═════ MATERIAL PROVIDED

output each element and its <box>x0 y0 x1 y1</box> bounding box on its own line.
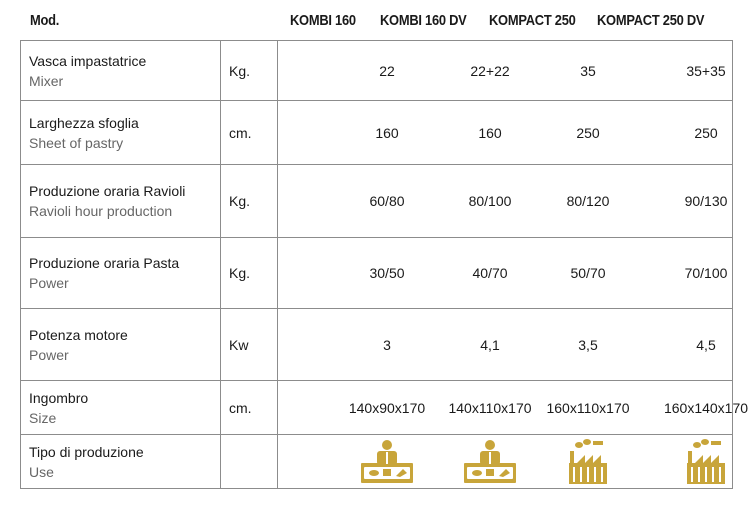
value-kompact-250: 50/70 <box>570 265 606 281</box>
table-row <box>21 381 733 435</box>
values-cell <box>278 238 733 309</box>
label-italian: Ingombro <box>29 389 89 406</box>
value-kompact-250-dv: 4,5 <box>696 336 716 353</box>
values-cell <box>278 41 733 101</box>
row-label <box>21 165 221 238</box>
table-row <box>21 165 733 238</box>
unit-cell: cm. <box>221 381 278 435</box>
value-kompact-250: 80/120 <box>566 193 610 209</box>
label-italian: Produzione oraria Ravioli <box>29 183 186 199</box>
table-row <box>21 435 733 489</box>
row-label <box>21 41 221 101</box>
unit-cell: Kg. <box>221 165 278 238</box>
value-kombi-160: 140x90x170 <box>348 399 426 416</box>
value-kompact-250: 250 <box>576 124 600 141</box>
value-kombi-160-dv: 40/70 <box>472 265 508 281</box>
value-kombi-160: 30/50 <box>369 265 405 281</box>
model-kompact-250-dv: KOMPACT 250 DV <box>597 12 705 29</box>
value-kombi-160: 60/80 <box>369 193 405 209</box>
table-row <box>21 238 733 309</box>
unit-cell: Kw <box>221 309 278 381</box>
unit-cell <box>221 435 278 489</box>
label-english: Mixer <box>29 72 64 89</box>
value-kompact-250: 3,5 <box>578 336 598 353</box>
spec-table <box>20 40 749 489</box>
factory-icon <box>685 439 727 485</box>
value-kompact-250-dv: 35+35 <box>686 62 726 79</box>
value-kombi-160: 22 <box>379 62 395 79</box>
value-kompact-250-dv: 160x140x170 <box>663 399 749 416</box>
model-kombi-160: KOMBI 160 <box>290 12 356 29</box>
label-english: Power <box>29 275 69 291</box>
value-kompact-250: 35 <box>580 62 596 79</box>
value-kombi-160: 3 <box>383 336 391 353</box>
table-row <box>21 101 733 165</box>
label-english: Size <box>29 409 57 426</box>
value-kompact-250: 160x110x170 <box>546 399 630 416</box>
value-kombi-160-dv: 22+22 <box>470 62 510 79</box>
row-label <box>21 101 221 165</box>
value-kompact-250-dv: 70/100 <box>684 265 728 281</box>
value-kombi-160-dv: 80/100 <box>468 193 512 209</box>
table-header <box>0 12 750 36</box>
value-kombi-160: 160 <box>375 124 399 141</box>
value-kompact-250-dv: 250 <box>694 124 718 141</box>
label-italian: Tipo di produzione <box>29 443 144 460</box>
model-label: Mod. <box>30 12 60 29</box>
values-cell <box>278 165 733 238</box>
value-kombi-160-dv: 4,1 <box>480 336 500 353</box>
values-cell <box>278 309 733 381</box>
table-row <box>21 309 733 381</box>
artisan-shop-icon <box>462 439 518 485</box>
model-kombi-160-dv: KOMBI 160 DV <box>380 12 467 29</box>
artisan-shop-icon <box>359 439 415 485</box>
value-kombi-160-dv: 140x110x170 <box>448 399 532 416</box>
value-kompact-250-dv: 90/130 <box>684 193 728 209</box>
row-label <box>21 238 221 309</box>
table-row <box>21 41 733 101</box>
values-cell <box>278 381 749 435</box>
row-label <box>21 435 221 489</box>
label-english: Ravioli hour production <box>29 203 173 219</box>
label-italian: Larghezza sfoglia <box>29 114 139 131</box>
label-english: Use <box>29 463 54 480</box>
label-italian: Produzione oraria Pasta <box>29 255 180 271</box>
values-cell <box>278 435 733 489</box>
row-label <box>21 309 221 381</box>
unit-cell: Kg. <box>221 41 278 101</box>
model-kompact-250: KOMPACT 250 <box>489 12 576 29</box>
values-cell <box>278 101 733 165</box>
label-italian: Potenza motore <box>29 326 128 343</box>
label-italian: Vasca impastatrice <box>29 52 147 69</box>
label-english: Power <box>29 346 69 363</box>
unit-cell: cm. <box>221 101 278 165</box>
value-kombi-160-dv: 160 <box>478 124 502 141</box>
row-label <box>21 381 221 435</box>
label-english: Sheet of pastry <box>29 134 124 151</box>
factory-icon <box>567 439 609 485</box>
unit-cell: Kg. <box>221 238 278 309</box>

══════════

Could you set down every line of the items above, character for character, leaving out the pictures?

output each element and its <box>x0 y0 x1 y1</box> bounding box on its own line.
value-kompact-250: 50/70 <box>570 265 606 281</box>
table-row <box>21 381 733 435</box>
values-cell <box>278 238 733 309</box>
label-italian: Ingombro <box>29 389 89 406</box>
value-kompact-250-dv: 4,5 <box>696 336 716 353</box>
values-cell <box>278 41 733 101</box>
row-label <box>21 165 221 238</box>
table-row <box>21 165 733 238</box>
unit-cell: cm. <box>221 381 278 435</box>
value-kompact-250: 80/120 <box>566 193 610 209</box>
label-italian: Produzione oraria Ravioli <box>29 183 186 199</box>
table-row <box>21 435 733 489</box>
row-label <box>21 41 221 101</box>
unit-cell: Kg. <box>221 165 278 238</box>
value-kombi-160: 140x90x170 <box>348 399 426 416</box>
value-kompact-250: 250 <box>576 124 600 141</box>
value-kombi-160-dv: 40/70 <box>472 265 508 281</box>
value-kombi-160: 30/50 <box>369 265 405 281</box>
model-kompact-250-dv: KOMPACT 250 DV <box>597 12 705 29</box>
value-kombi-160: 60/80 <box>369 193 405 209</box>
table-row <box>21 238 733 309</box>
unit-cell: Kw <box>221 309 278 381</box>
unit-cell <box>221 435 278 489</box>
label-english: Mixer <box>29 72 64 89</box>
value-kompact-250: 3,5 <box>578 336 598 353</box>
spec-table <box>20 40 749 489</box>
factory-icon <box>685 439 727 485</box>
value-kompact-250-dv: 35+35 <box>686 62 726 79</box>
value-kombi-160: 22 <box>379 62 395 79</box>
value-kompact-250-dv: 160x140x170 <box>663 399 749 416</box>
model-kombi-160: KOMBI 160 <box>290 12 356 29</box>
label-english: Power <box>29 275 69 291</box>
value-kompact-250: 35 <box>580 62 596 79</box>
value-kombi-160: 3 <box>383 336 391 353</box>
table-row <box>21 101 733 165</box>
label-english: Size <box>29 409 57 426</box>
value-kompact-250: 160x110x170 <box>546 399 630 416</box>
value-kombi-160-dv: 22+22 <box>470 62 510 79</box>
row-label <box>21 101 221 165</box>
value-kompact-250-dv: 70/100 <box>684 265 728 281</box>
value-kombi-160-dv: 80/100 <box>468 193 512 209</box>
table-header <box>0 12 750 36</box>
value-kombi-160: 160 <box>375 124 399 141</box>
value-kompact-250-dv: 250 <box>694 124 718 141</box>
label-italian: Tipo di produzione <box>29 443 144 460</box>
model-label: Mod. <box>30 12 60 29</box>
values-cell <box>278 165 733 238</box>
value-kombi-160-dv: 4,1 <box>480 336 500 353</box>
values-cell <box>278 309 733 381</box>
table-row <box>21 309 733 381</box>
artisan-shop-icon <box>462 439 518 485</box>
model-kombi-160-dv: KOMBI 160 DV <box>380 12 467 29</box>
artisan-shop-icon <box>359 439 415 485</box>
value-kombi-160-dv: 140x110x170 <box>448 399 532 416</box>
value-kompact-250-dv: 90/130 <box>684 193 728 209</box>
row-label <box>21 238 221 309</box>
table-row <box>21 41 733 101</box>
values-cell <box>278 381 749 435</box>
row-label <box>21 435 221 489</box>
label-english: Ravioli hour production <box>29 203 173 219</box>
label-italian: Larghezza sfoglia <box>29 114 139 131</box>
label-english: Use <box>29 463 54 480</box>
label-italian: Produzione oraria Pasta <box>29 255 180 271</box>
values-cell <box>278 435 733 489</box>
row-label <box>21 309 221 381</box>
unit-cell: Kg. <box>221 41 278 101</box>
model-kompact-250: KOMPACT 250 <box>489 12 576 29</box>
values-cell <box>278 101 733 165</box>
label-italian: Potenza motore <box>29 326 128 343</box>
label-italian: Vasca impastatrice <box>29 52 147 69</box>
label-english: Power <box>29 346 69 363</box>
unit-cell: cm. <box>221 101 278 165</box>
value-kombi-160-dv: 160 <box>478 124 502 141</box>
row-label <box>21 381 221 435</box>
label-english: Sheet of pastry <box>29 134 124 151</box>
factory-icon <box>567 439 609 485</box>
unit-cell: Kg. <box>221 238 278 309</box>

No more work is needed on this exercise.